## Data
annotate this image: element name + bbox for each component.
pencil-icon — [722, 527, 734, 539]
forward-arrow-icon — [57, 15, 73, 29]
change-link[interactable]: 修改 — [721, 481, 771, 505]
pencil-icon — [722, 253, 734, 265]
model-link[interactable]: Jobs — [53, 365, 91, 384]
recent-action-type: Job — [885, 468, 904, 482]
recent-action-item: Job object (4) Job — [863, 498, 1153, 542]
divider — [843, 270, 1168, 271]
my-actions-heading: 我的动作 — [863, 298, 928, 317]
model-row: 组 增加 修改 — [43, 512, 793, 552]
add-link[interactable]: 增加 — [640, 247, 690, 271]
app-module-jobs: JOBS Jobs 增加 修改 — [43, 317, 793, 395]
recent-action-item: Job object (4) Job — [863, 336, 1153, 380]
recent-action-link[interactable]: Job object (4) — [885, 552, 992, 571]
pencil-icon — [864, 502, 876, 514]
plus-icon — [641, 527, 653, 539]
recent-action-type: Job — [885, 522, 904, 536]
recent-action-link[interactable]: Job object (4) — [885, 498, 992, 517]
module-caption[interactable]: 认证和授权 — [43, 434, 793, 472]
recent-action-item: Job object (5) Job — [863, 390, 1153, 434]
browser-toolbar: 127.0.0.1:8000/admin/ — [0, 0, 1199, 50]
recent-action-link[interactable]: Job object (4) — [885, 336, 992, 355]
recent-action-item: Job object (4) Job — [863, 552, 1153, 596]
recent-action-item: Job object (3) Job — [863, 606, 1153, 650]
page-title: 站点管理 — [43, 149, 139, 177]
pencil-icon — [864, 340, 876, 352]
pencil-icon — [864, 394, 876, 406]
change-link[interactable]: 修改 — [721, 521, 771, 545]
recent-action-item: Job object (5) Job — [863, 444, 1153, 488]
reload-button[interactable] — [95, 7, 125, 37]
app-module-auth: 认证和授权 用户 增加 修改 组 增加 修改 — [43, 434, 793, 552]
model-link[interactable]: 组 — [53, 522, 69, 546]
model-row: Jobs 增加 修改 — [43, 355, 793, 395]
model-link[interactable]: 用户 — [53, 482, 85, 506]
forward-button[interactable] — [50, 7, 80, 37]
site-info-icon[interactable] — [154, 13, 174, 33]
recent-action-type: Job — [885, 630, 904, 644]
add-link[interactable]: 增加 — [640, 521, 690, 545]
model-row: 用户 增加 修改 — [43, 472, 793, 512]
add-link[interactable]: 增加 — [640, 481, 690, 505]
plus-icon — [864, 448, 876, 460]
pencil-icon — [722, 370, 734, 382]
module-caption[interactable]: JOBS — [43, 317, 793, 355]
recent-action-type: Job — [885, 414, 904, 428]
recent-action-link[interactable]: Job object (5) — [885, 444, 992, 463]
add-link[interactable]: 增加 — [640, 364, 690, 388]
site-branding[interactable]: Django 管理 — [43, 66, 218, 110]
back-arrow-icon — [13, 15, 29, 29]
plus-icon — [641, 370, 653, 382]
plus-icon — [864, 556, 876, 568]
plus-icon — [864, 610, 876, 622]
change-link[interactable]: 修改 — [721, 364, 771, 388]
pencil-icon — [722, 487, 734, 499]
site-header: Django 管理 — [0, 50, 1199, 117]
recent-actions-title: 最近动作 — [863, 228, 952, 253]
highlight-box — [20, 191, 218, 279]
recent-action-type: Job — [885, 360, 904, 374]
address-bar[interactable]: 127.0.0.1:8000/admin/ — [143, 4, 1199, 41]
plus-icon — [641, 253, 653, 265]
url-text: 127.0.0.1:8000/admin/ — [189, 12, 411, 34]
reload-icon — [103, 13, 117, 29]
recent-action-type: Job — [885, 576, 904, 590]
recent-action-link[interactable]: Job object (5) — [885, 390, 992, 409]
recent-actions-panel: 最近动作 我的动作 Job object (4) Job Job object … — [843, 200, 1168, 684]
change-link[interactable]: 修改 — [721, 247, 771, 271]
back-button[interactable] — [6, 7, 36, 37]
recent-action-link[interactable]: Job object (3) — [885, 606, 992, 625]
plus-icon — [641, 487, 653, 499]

## Task description
Reproduce the entries above, replacing every "pencil-icon" with "edit-icon" and leaving everything else unchanged.

## Response to the exercise
annotate this image: element name + bbox for each component.
edit-icon — [722, 527, 734, 539]
forward-arrow-icon — [57, 15, 73, 29]
change-link[interactable]: 修改 — [721, 481, 771, 505]
edit-icon — [722, 253, 734, 265]
model-link[interactable]: Jobs — [53, 365, 91, 384]
recent-action-type: Job — [885, 468, 904, 482]
recent-action-item: Job object (4) Job — [863, 498, 1153, 542]
divider — [843, 270, 1168, 271]
my-actions-heading: 我的动作 — [863, 298, 928, 317]
model-row: 组 增加 修改 — [43, 512, 793, 552]
add-link[interactable]: 增加 — [640, 247, 690, 271]
app-module-jobs: JOBS Jobs 增加 修改 — [43, 317, 793, 395]
recent-action-item: Job object (4) Job — [863, 336, 1153, 380]
recent-action-link[interactable]: Job object (4) — [885, 552, 992, 571]
edit-icon — [864, 502, 876, 514]
plus-icon — [641, 527, 653, 539]
recent-action-type: Job — [885, 522, 904, 536]
recent-action-link[interactable]: Job object (4) — [885, 498, 992, 517]
module-caption[interactable]: 认证和授权 — [43, 434, 793, 472]
recent-action-item: Job object (5) Job — [863, 390, 1153, 434]
browser-toolbar: 127.0.0.1:8000/admin/ — [0, 0, 1199, 50]
recent-action-link[interactable]: Job object (4) — [885, 336, 992, 355]
recent-action-item: Job object (4) Job — [863, 552, 1153, 596]
recent-action-item: Job object (3) Job — [863, 606, 1153, 650]
page-title: 站点管理 — [43, 149, 139, 177]
edit-icon — [864, 340, 876, 352]
edit-icon — [864, 394, 876, 406]
change-link[interactable]: 修改 — [721, 521, 771, 545]
recent-action-item: Job object (5) Job — [863, 444, 1153, 488]
reload-button[interactable] — [95, 7, 125, 37]
app-module-auth: 认证和授权 用户 增加 修改 组 增加 修改 — [43, 434, 793, 552]
model-link[interactable]: 组 — [53, 522, 69, 546]
model-row: Jobs 增加 修改 — [43, 355, 793, 395]
model-link[interactable]: 用户 — [53, 482, 85, 506]
forward-button[interactable] — [50, 7, 80, 37]
site-info-icon[interactable] — [154, 13, 174, 33]
recent-action-type: Job — [885, 630, 904, 644]
add-link[interactable]: 增加 — [640, 521, 690, 545]
model-row: 用户 增加 修改 — [43, 472, 793, 512]
add-link[interactable]: 增加 — [640, 481, 690, 505]
plus-icon — [864, 448, 876, 460]
edit-icon — [722, 370, 734, 382]
module-caption[interactable]: JOBS — [43, 317, 793, 355]
recent-action-type: Job — [885, 414, 904, 428]
recent-action-link[interactable]: Job object (5) — [885, 444, 992, 463]
add-link[interactable]: 增加 — [640, 364, 690, 388]
site-branding[interactable]: Django 管理 — [43, 66, 218, 110]
back-arrow-icon — [13, 15, 29, 29]
plus-icon — [641, 370, 653, 382]
plus-icon — [864, 556, 876, 568]
plus-icon — [864, 610, 876, 622]
change-link[interactable]: 修改 — [721, 364, 771, 388]
edit-icon — [722, 487, 734, 499]
site-header: Django 管理 — [0, 50, 1199, 117]
recent-actions-title: 最近动作 — [863, 228, 952, 253]
highlight-box — [20, 191, 218, 279]
recent-action-type: Job — [885, 360, 904, 374]
address-bar[interactable]: 127.0.0.1:8000/admin/ — [143, 4, 1199, 41]
plus-icon — [641, 253, 653, 265]
url-text: 127.0.0.1:8000/admin/ — [189, 12, 411, 34]
reload-icon — [103, 13, 117, 29]
recent-action-type: Job — [885, 576, 904, 590]
recent-action-link[interactable]: Job object (5) — [885, 390, 992, 409]
recent-actions-panel: 最近动作 我的动作 Job object (4) Job Job object … — [843, 200, 1168, 684]
change-link[interactable]: 修改 — [721, 247, 771, 271]
back-button[interactable] — [6, 7, 36, 37]
recent-action-link[interactable]: Job object (3) — [885, 606, 992, 625]
plus-icon — [641, 487, 653, 499]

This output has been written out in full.